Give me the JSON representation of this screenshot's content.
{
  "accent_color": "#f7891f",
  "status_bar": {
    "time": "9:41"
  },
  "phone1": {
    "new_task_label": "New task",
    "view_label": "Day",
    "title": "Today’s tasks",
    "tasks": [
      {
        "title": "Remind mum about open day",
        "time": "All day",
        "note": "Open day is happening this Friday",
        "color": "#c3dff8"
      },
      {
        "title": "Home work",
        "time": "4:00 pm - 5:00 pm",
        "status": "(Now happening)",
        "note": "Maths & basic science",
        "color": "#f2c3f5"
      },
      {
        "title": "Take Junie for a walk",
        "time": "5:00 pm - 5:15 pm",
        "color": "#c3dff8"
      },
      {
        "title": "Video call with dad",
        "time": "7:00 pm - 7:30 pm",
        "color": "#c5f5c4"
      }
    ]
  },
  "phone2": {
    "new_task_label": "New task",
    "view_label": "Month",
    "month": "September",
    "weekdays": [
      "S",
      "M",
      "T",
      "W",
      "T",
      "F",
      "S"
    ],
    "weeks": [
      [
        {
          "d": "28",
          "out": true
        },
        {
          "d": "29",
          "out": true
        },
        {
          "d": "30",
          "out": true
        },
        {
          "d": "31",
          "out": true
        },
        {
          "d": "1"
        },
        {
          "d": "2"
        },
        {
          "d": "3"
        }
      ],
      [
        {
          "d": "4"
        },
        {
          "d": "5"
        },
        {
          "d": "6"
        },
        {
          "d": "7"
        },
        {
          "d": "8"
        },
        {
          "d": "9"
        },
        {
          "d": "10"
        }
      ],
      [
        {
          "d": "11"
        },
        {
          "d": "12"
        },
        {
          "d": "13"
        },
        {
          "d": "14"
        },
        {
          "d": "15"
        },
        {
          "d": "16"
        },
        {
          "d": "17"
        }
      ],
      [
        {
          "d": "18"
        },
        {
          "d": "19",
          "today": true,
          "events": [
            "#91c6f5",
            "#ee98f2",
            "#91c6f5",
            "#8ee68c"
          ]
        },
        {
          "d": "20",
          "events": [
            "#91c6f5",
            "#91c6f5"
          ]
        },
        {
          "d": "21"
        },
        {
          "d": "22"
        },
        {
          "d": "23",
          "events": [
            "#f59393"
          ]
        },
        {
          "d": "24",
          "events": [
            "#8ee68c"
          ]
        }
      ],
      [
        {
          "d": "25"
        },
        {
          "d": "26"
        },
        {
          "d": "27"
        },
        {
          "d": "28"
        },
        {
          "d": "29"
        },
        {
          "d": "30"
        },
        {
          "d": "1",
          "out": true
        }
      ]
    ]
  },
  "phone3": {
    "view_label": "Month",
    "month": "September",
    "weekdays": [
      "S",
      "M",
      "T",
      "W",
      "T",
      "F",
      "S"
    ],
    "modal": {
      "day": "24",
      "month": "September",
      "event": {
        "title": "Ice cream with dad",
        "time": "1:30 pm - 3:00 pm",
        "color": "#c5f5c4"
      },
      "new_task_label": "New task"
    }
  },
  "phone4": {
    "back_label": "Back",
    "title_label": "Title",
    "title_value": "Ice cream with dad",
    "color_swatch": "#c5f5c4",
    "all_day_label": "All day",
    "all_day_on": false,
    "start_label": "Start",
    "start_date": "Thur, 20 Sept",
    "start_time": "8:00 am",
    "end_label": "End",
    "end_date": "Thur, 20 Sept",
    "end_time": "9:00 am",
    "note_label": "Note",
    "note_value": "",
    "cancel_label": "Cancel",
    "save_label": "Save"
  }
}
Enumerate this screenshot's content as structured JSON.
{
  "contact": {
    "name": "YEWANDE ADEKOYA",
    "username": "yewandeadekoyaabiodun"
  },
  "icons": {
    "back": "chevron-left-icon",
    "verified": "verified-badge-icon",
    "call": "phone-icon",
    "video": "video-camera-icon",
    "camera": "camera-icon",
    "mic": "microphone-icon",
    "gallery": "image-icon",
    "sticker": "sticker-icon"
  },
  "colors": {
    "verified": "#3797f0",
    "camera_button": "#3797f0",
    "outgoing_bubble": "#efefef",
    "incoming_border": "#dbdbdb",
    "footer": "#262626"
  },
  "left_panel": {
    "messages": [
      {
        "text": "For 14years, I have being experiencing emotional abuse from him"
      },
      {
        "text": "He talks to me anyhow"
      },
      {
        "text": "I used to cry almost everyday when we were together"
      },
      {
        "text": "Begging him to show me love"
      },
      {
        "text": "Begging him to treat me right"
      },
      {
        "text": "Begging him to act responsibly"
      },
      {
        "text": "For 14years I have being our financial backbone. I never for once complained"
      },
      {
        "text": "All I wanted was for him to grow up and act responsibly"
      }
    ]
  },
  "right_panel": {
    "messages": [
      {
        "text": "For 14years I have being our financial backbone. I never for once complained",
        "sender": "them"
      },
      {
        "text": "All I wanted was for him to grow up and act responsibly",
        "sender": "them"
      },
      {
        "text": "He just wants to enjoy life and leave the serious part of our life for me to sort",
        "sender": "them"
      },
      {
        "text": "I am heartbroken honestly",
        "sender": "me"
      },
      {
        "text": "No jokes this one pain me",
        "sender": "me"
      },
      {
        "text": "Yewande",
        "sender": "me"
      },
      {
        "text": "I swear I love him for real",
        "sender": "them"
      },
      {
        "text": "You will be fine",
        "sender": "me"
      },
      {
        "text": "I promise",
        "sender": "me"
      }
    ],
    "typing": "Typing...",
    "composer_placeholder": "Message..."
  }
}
========================================================================
◆ TASK BRIEF ◆
Starting at the line that contains "Enumerate this screenshot's", retype each line through the end of the listing above and nothing else.

◆ EXERCISE RESPONSE ◆
Enumerate this screenshot's content as structured JSON.
{
  "contact": {
    "name": "YEWANDE ADEKOYA",
    "username": "yewandeadekoyaabiodun"
  },
  "icons": {
    "back": "chevron-left-icon",
    "verified": "verified-badge-icon",
    "call": "phone-icon",
    "video": "video-camera-icon",
    "camera": "camera-icon",
    "mic": "microphone-icon",
    "gallery": "image-icon",
    "sticker": "sticker-icon"
  },
  "colors": {
    "verified": "#3797f0",
    "camera_button": "#3797f0",
    "outgoing_bubble": "#efefef",
    "incoming_border": "#dbdbdb",
    "footer": "#262626"
  },
  "left_panel": {
    "messages": [
      {
        "text": "For 14years, I have being experiencing emotional abuse from him"
      },
      {
        "text": "He talks to me anyhow"
      },
      {
        "text": "I used to cry almost everyday when we were together"
      },
      {
        "text": "Begging him to show me love"
      },
      {
        "text": "Begging him to treat me right"
      },
      {
        "text": "Begging him to act responsibly"
      },
      {
        "text": "For 14years I have being our financial backbone. I never for once complained"
      },
      {
        "text": "All I wanted was for him to grow up and act responsibly"
      }
    ]
  },
  "right_panel": {
    "messages": [
      {
        "text": "For 14years I have being our financial backbone. I never for once complained",
        "sender": "them"
      },
      {
        "text": "All I wanted was for him to grow up and act responsibly",
        "sender": "them"
      },
      {
        "text": "He just wants to enjoy life and leave the serious part of our life for me to sort",
        "sender": "them"
      },
      {
        "text": "I am heartbroken honestly",
        "sender": "me"
      },
      {
        "text": "No jokes this one pain me",
        "sender": "me"
      },
      {
        "text": "Yewande",
        "sender": "me"
      },
      {
        "text": "I swear I love him for real",
        "sender": "them"
      },
      {
        "text": "You will be fine",
        "sender": "me"
      },
      {
        "text": "I promise",
        "sender": "me"
      }
    ],
    "typing": "Typing...",
    "composer_placeholder": "Message..."
  }
}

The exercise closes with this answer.